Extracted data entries
START
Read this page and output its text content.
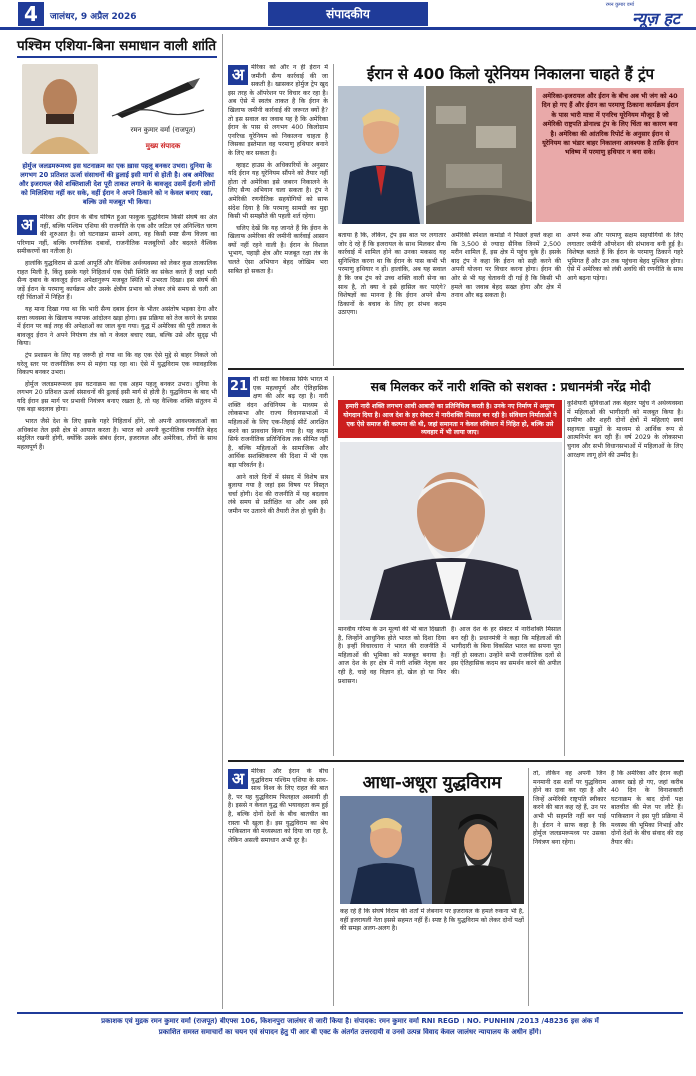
4	जालंधर, 9 अप्रैल 2026	संपादकीय
रमन कुमार वर्मा
न्यूज़ हट
पश्चिम एशिया-बिना समाधान वाली शांति
रमन कुमार वर्मा (राजपूत)
मुख्य संपादक
होर्मुज जलडमरूमध्य इस घटनाक्रम का एक ख़ास पहलू बनकर उभरा। दुनिया के लगभग 20 प्रतिशत ऊर्जा संसाधनों की ढुलाई इसी मार्ग से होती है। अब अमेरिका और इजरायल जैसे शक्तिशाली देश पूरी ताकत लगाने के बावजूद उसमें ईरानी लोगों को मिलिशिया नहीं कर सके, वहीं ईरान ने अपने ठिकाने को न केवल बनाए रखा, बल्कि उसे मजबूत भी किया।
अ	मेरिका और ईरान के बीच घोषित हुआ फाकुक युद्धविराम किसी संघर्ष का अंत नहीं, बल्कि पश्चिम एशिया की राजनीति के एक और जटिल एवं अनिश्चित चरण की शुरुआत है। जो घटनाक्रम सामने आया, वह किसी स्पष्ट सैन्य विजय का परिणाम नहीं, बल्कि रणनीतिक दबावों, राजनीतिक मजबूरियों और बदलते वैश्विक समीकरणों का नतीजा है।

हालांकि युद्धविराम से ऊर्जा आपूर्ति और वैश्विक अर्थव्यवस्था को लेकर कुछ तात्कालिक राहत मिली है, किंतु इसके गहरे निहितार्थ एक ऐसी स्थिति का संकेत करते हैं जहां भारी सैन्य दबाव के बावजूद ईरान अपेक्षानुरूप मजबूत स्थिति में उभरता दिखा। इस संघर्ष की जड़ें ईरान के परमाणु कार्यक्रम और उसके क्षेत्रीय प्रभाव को लेकर लंबे समय से चली आ रही चिंताओं में निहित हैं।

यह माना दिखा गया था कि भारी सैन्य दबाव ईरान के भीतर असंतोष भड़का देगा और सत्ता व्यवस्था के खिलाफ व्यापक आंदोलन खड़ा होगा। इस प्रक्रिया को तेज करने के प्रयास में ईरान पर कई तरह की अपेक्षाओं का जाल बुना गया। युद्ध में अमेरिका की पूरी ताकत के बावजूद ईरान ने अपने नियंत्रण तंत्र को न केवल बचाए रखा, बल्कि उसे और सुदृढ़ भी किया।

ट्रंप प्रशासन के लिए यह जरूरी हो गया था कि वह एक ऐसे मुद्दे से बाहर निकले जो घरेलू स्तर पर राजनीतिक रूप से महंगा पड़ रहा था। ऐसे में युद्धविराम एक व्यावहारिक विकल्प बनकर उभरा।

होर्मुज जलडमरूमध्य इस घटनाक्रम का एक अहम पहलू बनकर उभरा। दुनिया के लगभग 20 प्रतिशत ऊर्जा संसाधनों की ढुलाई इसी मार्ग से होती है। युद्धविराम के बाद भी यदि ईरान इस मार्ग पर प्रभावी नियंत्रण बनाए रखता है, तो यह वैश्विक शक्ति संतुलन में एक बड़ा बदलाव होगा।

भारत जैसे देश के लिए इसके गहरे निहितार्थ होंगे, जो अपनी आवश्यकताओं का अधिकांश तेल इसी क्षेत्र से आयात करता है। भारत को अपनी कूटनीतिक रणनीति बेहद संतुलित रखनी होगी, क्योंकि उसके संबंध ईरान, इजरायल और अमेरिका, तीनों के साथ महत्वपूर्ण हैं।

अ	मेरिका को और न ही ईरान में जमीनी सैन्य कार्रवाई की जा सकती है। खासकर होर्मुज ट्रेप खुद इस तरह के ऑपरेशन पर विचार कर रहा है। अब ऐसे में स्वतंत्र ताकत है कि ईरान के खिलाफ जमीनी कार्रवाई की जरूरत क्यों है? तो इस सवाल का जवाब यह है कि अमेरिका ईरान के पास से लगभग 400 किलोग्राम एनरिच्ड यूरेनियम को निकालना चाहता है जिसका इस्तेमाल वह परमाणु हथियार बनाने के लिए कर सकता है।

व्हाइट हाउस के अधिकारियों के अनुसार यदि ईरान यह यूरेनियम सौंपने को तैयार नहीं होता तो अमेरिका इसे जबरन निकालने के लिए सैन्य अभियान चला सकता है। ट्रंप ने अमेरिकी रणनीतिक सहयोगियों को साफ संदेश दिया है कि परमाणु सामग्री का मुद्दा किसी भी समझौते की पहली शर्त रहेगा।

चलिए देखें कि यह जानते हैं कि ईरान के खिलाफ अमेरिका की जमीनी कार्रवाई आसान क्यों नहीं रहने वाली है। ईरान के विशाल भूभाग, पहाड़ी क्षेत्र और मजबूत रक्षा तंत्र के चलते ऐसा अभियान बेहद जोखिम भरा साबित हो सकता है।

ईरान से 400 किलो यूरेनियम निकालना चाहते हैं ट्रंप
अमेरिका-इजरायल और ईरान के बीच अब भी जंग को 40 दिन हो गए हैं और ईरान का परमाणु ठिकाना कार्यक्रम ईरान के पास भारी मात्रा में एनरिच यूरेनियम मौजूद है जो अमेरिकी राष्ट्रपति डोनाल्ड ट्रंप के लिए चिंता का कारण बना है। अमेरिका की आंतरिक रिपोर्ट के अनुसार ईरान से यूरेनियम का भंडार बाहर निकालना आवश्यक है ताकि ईरान भविष्य में परमाणु हथियार न बना सके।
बताया है कि, लेकिन, ट्रंप इस बात पर लगातार जोर दे रहे हैं कि इजरायल के साथ मिलकर सैन्य कार्रवाई में शामिल होने का उनका मकसद यह सुनिश्चित करना था कि ईरान के पास कभी भी परमाणु हथियार न हों। हालांकि, अब यह सवाल है कि जब ट्रंप को उच्च शक्ति वाली सेना का साथ है, तो क्या वे इसे हासिल कर पाएंगे? विशेषज्ञों का मानना है कि ईरान अपने सैन्य ठिकानों के बचाव के लिए हर संभव कदम उठाएगा।
अमेरिकी स्पेशल कमांडो ने पिछले हफ्ते कहा था कि 3,500 से ज्यादा सैनिक जिनमें 2,500 मरीन शामिल हैं, इस क्षेत्र में पहुंच चुके हैं। इसके बाद ट्रंप ने कहा कि ईरान को सही करने की अपनी योजना पर विचार करना होगा। ईरान की ओर से भी यह चेतावनी दी गई है कि किसी भी हमले का जवाब बेहद सख्त होगा और क्षेत्र में तनाव और बढ़ सकता है।
अपने रूस और परमाणु सक्षम सहयोगियों के लिए लगातार जमीनी ऑपरेशन की संभावना बनी हुई है। विशेषज्ञ बताते हैं कि ईरान के परमाणु ठिकाने गहरे भूमिगत हैं और उन तक पहुंचना बेहद मुश्किल होगा। ऐसे में अमेरिका को लंबी अवधि की रणनीति के साथ आगे बढ़ना पड़ेगा।
21 वीं सदी का विकास सिर्फ भारत में एक महत्वपूर्ण और ऐतिहासिक क्षण की ओर बढ़ रहा है। नारी शक्ति वंदन अधिनियम के माध्यम से लोकसभा और राज्य विधानसभाओं में महिलाओं के लिए एक-तिहाई सीटें आरक्षित करने का प्रावधान किया गया है। यह कदम सिर्फ राजनीतिक प्रतिनिधित्व तक सीमित नहीं है, बल्कि महिलाओं के सामाजिक और आर्थिक सशक्तिकरण की दिशा में भी एक बड़ा परिवर्तन है।

आने वाले दिनों में संसद में विशेष सत्र बुलाया गया है जहां इस विषय पर विस्तृत चर्चा होगी। देश की राजनीति में यह बदलाव लंबे समय से प्रतीक्षित था और अब इसे जमीन पर उतारने की तैयारी तेज हो चुकी है।

सब मिलकर करें नारी शक्ति को सशक्त : प्रधानमंत्री नरेंद्र मोदी
हमारी नारी शक्ति लगभग आधी आबादी का प्रतिनिधित्व करती है। उनके नए निर्माण में अमूल्य योगदान दिया है। आज देश के हर सेक्टर में नारीशक्ति मिसाल बन रही है। संविधान निर्माताओं ने एक ऐसे समाज की कल्पना की थी, जहां समानता न केवल संविधान में निहित हो, बल्कि उसे व्यवहार में भी लाया जाए।
मानवीय गरिमा के उन मूल्यों की भी बात दिखाती है, जिन्होंने आधुनिक होते भारत को दिशा दिया है। इन्हीं विचारधारा ने भारत की राजनीति में महिलाओं की भूमिका को मजबूत बनाया है। आज देश के हर क्षेत्र में नारी शक्ति नेतृत्व कर रही है, चाहे वह विज्ञान हो, खेल हो या फिर प्रशासन।
है। आज देश के हर सेक्टर में नारीशक्ति मिसाल बन रही है। प्रधानमंत्री ने कहा कि महिलाओं की भागीदारी के बिना विकसित भारत का सपना पूरा नहीं हो सकता। उन्होंने सभी राजनीतिक दलों से इस ऐतिहासिक कदम का समर्थन करने की अपील की।
कुशियारी सुविधाओं तक बेहतर पहुंच ने अर्थव्यवस्था में महिलाओं की भागीदारी को मजबूत किया है। ग्रामीण और शहरी दोनों क्षेत्रों में महिलाएं स्वयं सहायता समूहों के माध्यम से आर्थिक रूप से आत्मनिर्भर बन रही हैं। वर्ष 2029 के लोकसभा चुनाव और सभी विधानसभाओं में महिलाओं के लिए आरक्षण लागू होने की उम्मीद है।
अ	मेरिका और ईरान के बीच युद्धविराम पश्चिम एशिया के साथ-साथ विश्व के लिए राहत की बात है, पर यह युद्धविराम फिलहाल अस्थायी ही है। इससे न केवल युद्ध की भयावहता कम हुई है, बल्कि दोनों देशों के बीच बातचीत का रास्ता भी खुला है। इस युद्धविराम का श्रेय पाकिस्तान की मध्यस्थता को दिया जा रहा है, लेकिन असली समाधान अभी दूर है।

आधा-अधूरा युद्धविराम
कह रहे हैं कि संघर्ष विराम की शर्तों में लेबनान पर इजरायल के हमले रुकना भी है, वहीं इजरायली नेता इससे सहमत नहीं हैं। स्पष्ट है कि युद्धविराम को लेकर दोनों पक्षों की समझ अलग-अलग है।
तो, लेकिन वह अपनी जिन मनमानी दस शर्तों पर युद्धविराम होने का दावा कर रहा है और जिन्हें अमेरिकी राष्ट्रपति स्वीकार करने की बात कह रहे हैं, उन पर अभी भी सहमति नहीं बन पाई है। ईरान ने साफ कहा है कि होर्मुज जलडमरूमध्य पर उसका नियंत्रण बना रहेगा।
है कि अमेरिका और ईरान कहीं आकर खड़े हो गए, जहां करीब 40 दिन के विनाशकारी घटनाक्रम के बाद दोनों पक्ष बातचीत की मेज पर लौटे हैं। पाकिस्तान ने इस पूरी प्रक्रिया में मध्यस्थ की भूमिका निभाई और दोनों देशों के बीच संवाद की राह तैयार की।
प्रकाशक एवं मुद्रक रमन कुमार वर्मा (राजपूत) बीएफ्स 106, किशनपुरा जालंधर से जारी किया है। संपादक: रमन कुमार वर्मा RNI REGD । NO. PUNHIN /2013 /48236 इस अंक में
प्रकाशित समस्त समाचारों का चयन एवं संपादन हेतु पी आर बी एक्ट के अंतर्गत उत्तरदायी व उनसे उत्पन्न विवाद केवल जालंधर न्यायालय के अधीन होंगे।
END
» PROMPT: Pull out every line of the records above that contains the word "लगभग".

» OUTPUT FOR THIS TASK:
होर्मुज जलडमरूमध्य इस घटनाक्रम का एक ख़ास पहलू बनकर उभरा। दुनिया के लगभग 20 प्रतिशत ऊर्जा संसाधनों की ढुलाई इसी मार्ग से होती है। अब अमेरिका और इजरायल जैसे शक्तिशाली देश पूरी ताकत लगाने के बावजूद उसमें ईरानी लोगों को मिलिशिया नहीं कर सके, वहीं ईरान ने अपने ठिकाने को न केवल बनाए रखा, बल्कि उसे मजबूत भी किया।
होर्मुज जलडमरूमध्य इस घटनाक्रम का एक अहम पहलू बनकर उभरा। दुनिया के लगभग 20 प्रतिशत ऊर्जा संसाधनों की ढुलाई इसी मार्ग से होती है। युद्धविराम के बाद भी यदि ईरान इस मार्ग पर प्रभावी नियंत्रण बनाए रखता है, तो यह वैश्विक शक्ति संतुलन में एक बड़ा बदलाव होगा।
अ	मेरिका को और न ही ईरान में जमीनी सैन्य कार्रवाई की जा सकती है। खासकर होर्मुज ट्रेप खुद इस तरह के ऑपरेशन पर विचार कर रहा है। अब ऐसे में स्वतंत्र ताकत है कि ईरान के खिलाफ जमीनी कार्रवाई की जरूरत क्यों है? तो इस सवाल का जवाब यह है कि अमेरिका ईरान के पास से लगभग 400 किलोग्राम एनरिच्ड यूरेनियम को निकालना चाहता है जिसका इस्तेमाल वह परमाणु हथियार बनाने के लिए कर सकता है।
हमारी नारी शक्ति लगभग आधी आबादी का प्रतिनिधित्व करती है। उनके नए निर्माण में अमूल्य योगदान दिया है। आज देश के हर सेक्टर में नारीशक्ति मिसाल बन रही है। संविधान निर्माताओं ने एक ऐसे समाज की कल्पना की थी, जहां समानता न केवल संविधान में निहित हो, बल्कि उसे व्यवहार में भी लाया जाए।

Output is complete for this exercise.